Record extracts:

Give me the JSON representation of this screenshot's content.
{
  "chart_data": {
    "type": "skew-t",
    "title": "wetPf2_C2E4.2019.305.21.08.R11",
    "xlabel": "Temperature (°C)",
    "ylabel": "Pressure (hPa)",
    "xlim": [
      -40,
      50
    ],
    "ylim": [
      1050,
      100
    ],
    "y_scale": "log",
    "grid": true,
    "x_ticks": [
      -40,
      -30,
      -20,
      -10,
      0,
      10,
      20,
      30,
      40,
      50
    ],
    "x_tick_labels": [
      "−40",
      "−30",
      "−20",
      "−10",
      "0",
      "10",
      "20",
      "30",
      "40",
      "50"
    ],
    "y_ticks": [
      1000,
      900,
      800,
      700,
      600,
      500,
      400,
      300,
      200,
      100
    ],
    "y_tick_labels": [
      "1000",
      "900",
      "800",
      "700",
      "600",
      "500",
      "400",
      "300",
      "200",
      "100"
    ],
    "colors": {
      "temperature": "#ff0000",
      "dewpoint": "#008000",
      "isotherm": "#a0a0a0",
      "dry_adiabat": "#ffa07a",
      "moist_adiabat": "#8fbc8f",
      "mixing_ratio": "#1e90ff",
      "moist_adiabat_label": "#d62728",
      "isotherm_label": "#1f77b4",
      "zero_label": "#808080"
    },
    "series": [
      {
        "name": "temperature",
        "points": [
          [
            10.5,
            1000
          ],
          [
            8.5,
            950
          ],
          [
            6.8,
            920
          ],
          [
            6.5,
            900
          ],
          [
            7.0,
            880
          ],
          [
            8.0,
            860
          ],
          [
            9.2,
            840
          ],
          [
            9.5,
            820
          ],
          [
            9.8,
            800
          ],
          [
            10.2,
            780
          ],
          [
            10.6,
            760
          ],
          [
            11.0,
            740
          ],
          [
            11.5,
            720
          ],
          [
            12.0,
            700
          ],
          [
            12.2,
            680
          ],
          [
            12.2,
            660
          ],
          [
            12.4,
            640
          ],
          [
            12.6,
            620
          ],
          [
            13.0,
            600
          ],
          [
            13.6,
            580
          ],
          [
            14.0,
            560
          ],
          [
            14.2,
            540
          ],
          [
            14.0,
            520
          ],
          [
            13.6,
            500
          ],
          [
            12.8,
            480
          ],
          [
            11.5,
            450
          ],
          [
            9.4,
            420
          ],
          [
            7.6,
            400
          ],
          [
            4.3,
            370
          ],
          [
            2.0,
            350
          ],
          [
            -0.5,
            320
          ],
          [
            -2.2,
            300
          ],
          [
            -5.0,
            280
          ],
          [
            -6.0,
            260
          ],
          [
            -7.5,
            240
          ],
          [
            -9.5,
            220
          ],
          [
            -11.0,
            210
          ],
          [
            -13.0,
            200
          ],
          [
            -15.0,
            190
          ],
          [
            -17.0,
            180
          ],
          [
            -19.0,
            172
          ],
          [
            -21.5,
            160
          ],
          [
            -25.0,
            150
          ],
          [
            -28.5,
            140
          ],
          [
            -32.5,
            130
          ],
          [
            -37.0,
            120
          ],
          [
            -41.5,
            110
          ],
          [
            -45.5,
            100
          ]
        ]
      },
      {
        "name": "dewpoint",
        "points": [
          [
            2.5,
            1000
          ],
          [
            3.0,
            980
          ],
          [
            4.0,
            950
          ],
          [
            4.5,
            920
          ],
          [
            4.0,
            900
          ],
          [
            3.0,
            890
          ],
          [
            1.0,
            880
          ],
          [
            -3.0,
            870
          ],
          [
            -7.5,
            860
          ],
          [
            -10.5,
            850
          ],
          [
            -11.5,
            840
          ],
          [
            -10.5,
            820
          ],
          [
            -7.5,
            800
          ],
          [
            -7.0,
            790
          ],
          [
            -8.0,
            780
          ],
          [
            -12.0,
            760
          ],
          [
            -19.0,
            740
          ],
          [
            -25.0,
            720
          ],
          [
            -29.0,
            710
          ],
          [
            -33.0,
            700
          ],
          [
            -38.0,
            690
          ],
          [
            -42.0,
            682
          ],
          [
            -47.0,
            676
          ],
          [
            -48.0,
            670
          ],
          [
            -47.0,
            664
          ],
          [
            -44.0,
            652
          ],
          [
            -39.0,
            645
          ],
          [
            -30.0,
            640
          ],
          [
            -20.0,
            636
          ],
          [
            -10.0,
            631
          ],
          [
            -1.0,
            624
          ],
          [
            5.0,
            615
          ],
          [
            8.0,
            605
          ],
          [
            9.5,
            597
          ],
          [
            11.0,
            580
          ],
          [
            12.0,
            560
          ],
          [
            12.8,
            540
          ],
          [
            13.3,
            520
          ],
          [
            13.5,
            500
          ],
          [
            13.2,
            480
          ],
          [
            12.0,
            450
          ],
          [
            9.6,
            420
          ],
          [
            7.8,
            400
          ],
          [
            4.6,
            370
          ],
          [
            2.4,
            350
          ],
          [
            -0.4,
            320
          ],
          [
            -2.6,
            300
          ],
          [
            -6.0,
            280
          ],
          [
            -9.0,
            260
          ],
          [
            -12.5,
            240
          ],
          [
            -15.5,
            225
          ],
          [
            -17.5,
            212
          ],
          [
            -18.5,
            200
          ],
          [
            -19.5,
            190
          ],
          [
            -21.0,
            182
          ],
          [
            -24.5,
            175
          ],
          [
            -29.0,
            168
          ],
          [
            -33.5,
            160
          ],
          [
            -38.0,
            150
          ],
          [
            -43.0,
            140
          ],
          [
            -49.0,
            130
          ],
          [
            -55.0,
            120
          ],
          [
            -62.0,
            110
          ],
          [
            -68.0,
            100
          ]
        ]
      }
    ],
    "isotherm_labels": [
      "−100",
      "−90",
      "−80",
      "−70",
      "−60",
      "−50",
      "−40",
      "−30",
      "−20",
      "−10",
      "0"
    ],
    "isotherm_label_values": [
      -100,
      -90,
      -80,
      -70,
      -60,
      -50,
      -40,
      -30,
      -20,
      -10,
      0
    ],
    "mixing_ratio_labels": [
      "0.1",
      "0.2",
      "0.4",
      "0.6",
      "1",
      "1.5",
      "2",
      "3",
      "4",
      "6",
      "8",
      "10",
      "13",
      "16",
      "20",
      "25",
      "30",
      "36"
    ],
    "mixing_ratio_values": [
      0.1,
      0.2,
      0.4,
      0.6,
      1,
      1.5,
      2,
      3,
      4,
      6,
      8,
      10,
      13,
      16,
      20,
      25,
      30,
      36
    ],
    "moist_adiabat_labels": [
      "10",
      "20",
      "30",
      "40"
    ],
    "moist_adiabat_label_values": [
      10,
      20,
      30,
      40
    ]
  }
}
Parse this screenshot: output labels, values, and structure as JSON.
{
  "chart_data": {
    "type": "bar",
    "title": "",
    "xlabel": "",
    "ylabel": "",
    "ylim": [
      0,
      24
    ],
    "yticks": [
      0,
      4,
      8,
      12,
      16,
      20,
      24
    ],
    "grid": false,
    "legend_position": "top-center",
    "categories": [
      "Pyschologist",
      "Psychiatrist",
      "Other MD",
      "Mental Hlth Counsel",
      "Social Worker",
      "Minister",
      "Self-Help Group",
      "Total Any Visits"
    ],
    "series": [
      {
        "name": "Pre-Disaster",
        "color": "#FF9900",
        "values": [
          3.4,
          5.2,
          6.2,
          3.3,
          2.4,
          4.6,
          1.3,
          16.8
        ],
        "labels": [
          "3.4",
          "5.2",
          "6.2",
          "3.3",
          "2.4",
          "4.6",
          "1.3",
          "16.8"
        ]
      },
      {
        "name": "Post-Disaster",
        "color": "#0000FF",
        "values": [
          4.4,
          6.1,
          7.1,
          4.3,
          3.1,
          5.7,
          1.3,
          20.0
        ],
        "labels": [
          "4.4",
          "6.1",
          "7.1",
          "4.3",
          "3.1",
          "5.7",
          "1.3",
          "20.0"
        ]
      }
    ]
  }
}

Written problem: Determine the number of lines in the listing that contain the string "Disaster". Write that number and nothing else.

Output for this exercise: 2